## Goal of the exercise
Using the records below, report how many lines hold "bermuatan", with no extra text.

## Record set
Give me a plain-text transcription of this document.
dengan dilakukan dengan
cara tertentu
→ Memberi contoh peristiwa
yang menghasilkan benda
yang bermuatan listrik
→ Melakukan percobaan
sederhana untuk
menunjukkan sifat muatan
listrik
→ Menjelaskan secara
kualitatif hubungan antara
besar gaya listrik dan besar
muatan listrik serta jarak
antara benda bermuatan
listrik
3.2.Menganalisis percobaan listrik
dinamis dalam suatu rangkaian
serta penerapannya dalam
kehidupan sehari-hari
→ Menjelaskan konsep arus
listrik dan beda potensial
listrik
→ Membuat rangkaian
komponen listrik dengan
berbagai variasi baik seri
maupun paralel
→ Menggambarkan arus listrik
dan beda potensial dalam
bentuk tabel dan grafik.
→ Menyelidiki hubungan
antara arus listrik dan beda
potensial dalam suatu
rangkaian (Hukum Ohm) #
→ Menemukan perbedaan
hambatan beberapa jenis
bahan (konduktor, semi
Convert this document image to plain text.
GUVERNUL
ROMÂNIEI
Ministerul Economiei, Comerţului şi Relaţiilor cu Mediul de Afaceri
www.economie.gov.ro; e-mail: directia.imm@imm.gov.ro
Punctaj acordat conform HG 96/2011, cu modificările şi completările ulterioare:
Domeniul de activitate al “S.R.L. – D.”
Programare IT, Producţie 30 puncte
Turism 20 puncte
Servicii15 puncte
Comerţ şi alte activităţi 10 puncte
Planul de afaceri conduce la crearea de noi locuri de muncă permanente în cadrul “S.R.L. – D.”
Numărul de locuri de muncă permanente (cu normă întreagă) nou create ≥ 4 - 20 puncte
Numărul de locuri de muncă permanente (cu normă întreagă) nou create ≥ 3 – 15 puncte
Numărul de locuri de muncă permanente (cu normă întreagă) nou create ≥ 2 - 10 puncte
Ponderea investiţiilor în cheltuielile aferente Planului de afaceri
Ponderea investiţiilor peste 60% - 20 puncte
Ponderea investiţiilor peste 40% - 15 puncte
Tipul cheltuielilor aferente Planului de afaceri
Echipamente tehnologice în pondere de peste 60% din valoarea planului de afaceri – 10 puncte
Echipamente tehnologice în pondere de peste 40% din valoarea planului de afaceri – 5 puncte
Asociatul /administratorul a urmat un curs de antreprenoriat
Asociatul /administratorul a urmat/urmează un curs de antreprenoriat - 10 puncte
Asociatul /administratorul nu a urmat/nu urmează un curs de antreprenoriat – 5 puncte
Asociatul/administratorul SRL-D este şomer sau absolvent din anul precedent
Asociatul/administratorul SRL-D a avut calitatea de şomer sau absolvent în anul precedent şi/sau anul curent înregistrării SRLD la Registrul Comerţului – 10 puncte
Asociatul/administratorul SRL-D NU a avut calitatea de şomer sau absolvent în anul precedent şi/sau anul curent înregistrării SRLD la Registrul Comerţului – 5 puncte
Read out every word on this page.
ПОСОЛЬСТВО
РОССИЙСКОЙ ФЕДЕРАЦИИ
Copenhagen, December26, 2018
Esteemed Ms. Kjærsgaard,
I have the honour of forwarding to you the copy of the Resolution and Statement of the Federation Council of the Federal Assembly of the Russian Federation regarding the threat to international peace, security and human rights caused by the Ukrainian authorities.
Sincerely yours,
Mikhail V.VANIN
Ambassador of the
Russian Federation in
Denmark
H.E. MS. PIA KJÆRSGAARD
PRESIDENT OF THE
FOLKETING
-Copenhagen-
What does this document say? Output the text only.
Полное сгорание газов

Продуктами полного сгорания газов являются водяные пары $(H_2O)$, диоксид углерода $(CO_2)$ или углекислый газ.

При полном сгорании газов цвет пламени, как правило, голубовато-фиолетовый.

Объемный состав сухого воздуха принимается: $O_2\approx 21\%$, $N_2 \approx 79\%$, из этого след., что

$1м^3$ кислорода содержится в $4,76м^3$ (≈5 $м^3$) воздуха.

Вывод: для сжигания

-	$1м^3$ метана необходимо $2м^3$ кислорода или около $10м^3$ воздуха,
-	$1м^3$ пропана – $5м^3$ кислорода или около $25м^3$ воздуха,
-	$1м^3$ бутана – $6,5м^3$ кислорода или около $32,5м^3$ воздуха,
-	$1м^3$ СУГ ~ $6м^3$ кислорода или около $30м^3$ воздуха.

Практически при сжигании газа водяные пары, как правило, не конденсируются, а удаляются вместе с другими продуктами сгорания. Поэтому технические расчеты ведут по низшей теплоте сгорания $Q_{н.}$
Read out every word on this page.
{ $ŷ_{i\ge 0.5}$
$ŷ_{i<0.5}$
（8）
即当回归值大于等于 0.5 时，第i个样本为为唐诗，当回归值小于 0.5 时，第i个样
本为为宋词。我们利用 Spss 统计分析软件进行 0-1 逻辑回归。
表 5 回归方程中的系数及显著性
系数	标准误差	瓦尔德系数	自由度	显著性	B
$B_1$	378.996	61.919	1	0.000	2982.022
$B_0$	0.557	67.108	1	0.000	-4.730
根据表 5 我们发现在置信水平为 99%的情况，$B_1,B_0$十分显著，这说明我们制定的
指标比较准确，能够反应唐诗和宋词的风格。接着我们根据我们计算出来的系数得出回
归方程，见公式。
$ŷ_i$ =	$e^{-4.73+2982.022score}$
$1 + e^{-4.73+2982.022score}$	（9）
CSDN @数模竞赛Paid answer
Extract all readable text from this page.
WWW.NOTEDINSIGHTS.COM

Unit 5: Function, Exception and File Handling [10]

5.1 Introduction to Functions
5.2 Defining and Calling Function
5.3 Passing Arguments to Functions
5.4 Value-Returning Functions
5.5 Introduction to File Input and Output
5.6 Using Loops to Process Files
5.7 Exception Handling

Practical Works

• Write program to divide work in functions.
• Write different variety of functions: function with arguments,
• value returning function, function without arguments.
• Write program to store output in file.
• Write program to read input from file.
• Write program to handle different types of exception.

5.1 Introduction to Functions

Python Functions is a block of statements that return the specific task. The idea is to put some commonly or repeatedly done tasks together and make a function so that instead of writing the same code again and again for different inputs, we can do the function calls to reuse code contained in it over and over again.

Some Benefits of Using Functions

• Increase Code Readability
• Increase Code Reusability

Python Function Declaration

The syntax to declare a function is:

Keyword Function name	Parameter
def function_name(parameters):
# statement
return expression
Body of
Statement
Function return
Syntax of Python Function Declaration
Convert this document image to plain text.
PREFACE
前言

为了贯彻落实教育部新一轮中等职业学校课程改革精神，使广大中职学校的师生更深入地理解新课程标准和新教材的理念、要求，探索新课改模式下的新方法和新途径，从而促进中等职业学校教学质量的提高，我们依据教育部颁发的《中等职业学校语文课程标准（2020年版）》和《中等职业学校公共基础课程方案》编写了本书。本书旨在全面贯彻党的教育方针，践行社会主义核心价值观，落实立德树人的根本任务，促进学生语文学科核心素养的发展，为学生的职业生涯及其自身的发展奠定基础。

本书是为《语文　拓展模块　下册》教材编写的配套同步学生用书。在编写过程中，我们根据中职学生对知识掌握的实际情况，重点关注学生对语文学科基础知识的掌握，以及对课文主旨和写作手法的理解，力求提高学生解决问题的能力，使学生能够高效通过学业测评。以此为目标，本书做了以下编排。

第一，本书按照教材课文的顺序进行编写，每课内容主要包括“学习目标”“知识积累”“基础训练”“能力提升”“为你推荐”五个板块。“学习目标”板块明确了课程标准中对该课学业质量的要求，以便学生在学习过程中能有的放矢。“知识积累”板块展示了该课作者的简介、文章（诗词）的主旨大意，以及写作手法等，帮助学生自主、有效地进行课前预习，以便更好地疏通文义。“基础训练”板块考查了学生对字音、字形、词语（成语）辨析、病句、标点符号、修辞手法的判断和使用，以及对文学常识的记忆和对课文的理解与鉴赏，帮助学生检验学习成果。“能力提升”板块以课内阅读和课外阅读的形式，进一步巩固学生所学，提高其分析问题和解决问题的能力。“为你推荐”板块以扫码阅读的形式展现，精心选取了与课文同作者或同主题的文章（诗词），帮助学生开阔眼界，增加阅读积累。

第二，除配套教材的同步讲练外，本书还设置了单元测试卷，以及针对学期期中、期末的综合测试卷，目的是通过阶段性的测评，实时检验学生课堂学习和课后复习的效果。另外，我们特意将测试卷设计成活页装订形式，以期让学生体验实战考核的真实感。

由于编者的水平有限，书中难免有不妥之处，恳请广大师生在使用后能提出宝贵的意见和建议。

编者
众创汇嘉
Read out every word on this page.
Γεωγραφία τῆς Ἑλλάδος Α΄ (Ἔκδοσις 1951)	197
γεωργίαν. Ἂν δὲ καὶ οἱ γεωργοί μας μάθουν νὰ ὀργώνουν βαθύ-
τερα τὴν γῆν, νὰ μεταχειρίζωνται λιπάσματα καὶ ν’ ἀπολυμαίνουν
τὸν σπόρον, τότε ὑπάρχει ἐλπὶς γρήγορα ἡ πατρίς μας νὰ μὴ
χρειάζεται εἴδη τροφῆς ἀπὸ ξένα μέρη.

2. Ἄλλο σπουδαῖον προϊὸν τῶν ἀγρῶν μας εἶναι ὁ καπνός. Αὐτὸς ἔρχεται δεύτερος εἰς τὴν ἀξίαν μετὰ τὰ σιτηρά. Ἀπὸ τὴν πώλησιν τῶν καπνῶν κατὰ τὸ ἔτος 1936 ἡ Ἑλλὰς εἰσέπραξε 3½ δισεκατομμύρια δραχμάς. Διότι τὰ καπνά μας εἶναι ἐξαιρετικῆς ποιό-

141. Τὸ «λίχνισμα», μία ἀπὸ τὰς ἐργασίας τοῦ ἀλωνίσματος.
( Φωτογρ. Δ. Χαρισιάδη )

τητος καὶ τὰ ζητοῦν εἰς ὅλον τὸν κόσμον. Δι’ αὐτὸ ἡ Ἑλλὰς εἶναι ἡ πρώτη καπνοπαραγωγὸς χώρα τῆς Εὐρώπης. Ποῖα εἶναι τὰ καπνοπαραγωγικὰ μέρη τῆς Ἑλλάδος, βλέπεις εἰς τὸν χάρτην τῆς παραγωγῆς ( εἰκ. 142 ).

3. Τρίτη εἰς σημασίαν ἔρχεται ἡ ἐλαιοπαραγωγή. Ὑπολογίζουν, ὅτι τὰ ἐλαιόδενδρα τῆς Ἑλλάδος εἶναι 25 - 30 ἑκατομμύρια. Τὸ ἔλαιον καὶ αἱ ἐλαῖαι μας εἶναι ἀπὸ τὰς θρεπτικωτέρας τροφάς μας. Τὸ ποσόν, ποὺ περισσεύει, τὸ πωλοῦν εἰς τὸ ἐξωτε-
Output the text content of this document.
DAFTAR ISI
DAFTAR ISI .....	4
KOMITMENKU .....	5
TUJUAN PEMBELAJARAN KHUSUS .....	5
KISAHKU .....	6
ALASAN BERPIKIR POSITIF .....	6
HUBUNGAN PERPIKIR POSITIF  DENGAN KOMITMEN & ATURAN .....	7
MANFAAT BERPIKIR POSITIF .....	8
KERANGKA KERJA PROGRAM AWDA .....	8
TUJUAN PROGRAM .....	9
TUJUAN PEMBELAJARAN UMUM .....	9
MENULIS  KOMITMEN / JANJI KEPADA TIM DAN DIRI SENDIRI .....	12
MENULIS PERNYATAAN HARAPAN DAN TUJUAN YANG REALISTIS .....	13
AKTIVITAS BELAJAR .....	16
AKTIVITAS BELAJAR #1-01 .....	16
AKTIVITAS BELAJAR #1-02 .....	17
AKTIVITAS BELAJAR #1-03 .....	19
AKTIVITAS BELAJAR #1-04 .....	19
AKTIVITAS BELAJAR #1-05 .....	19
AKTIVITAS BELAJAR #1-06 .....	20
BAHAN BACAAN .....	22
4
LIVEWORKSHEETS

## Task result
2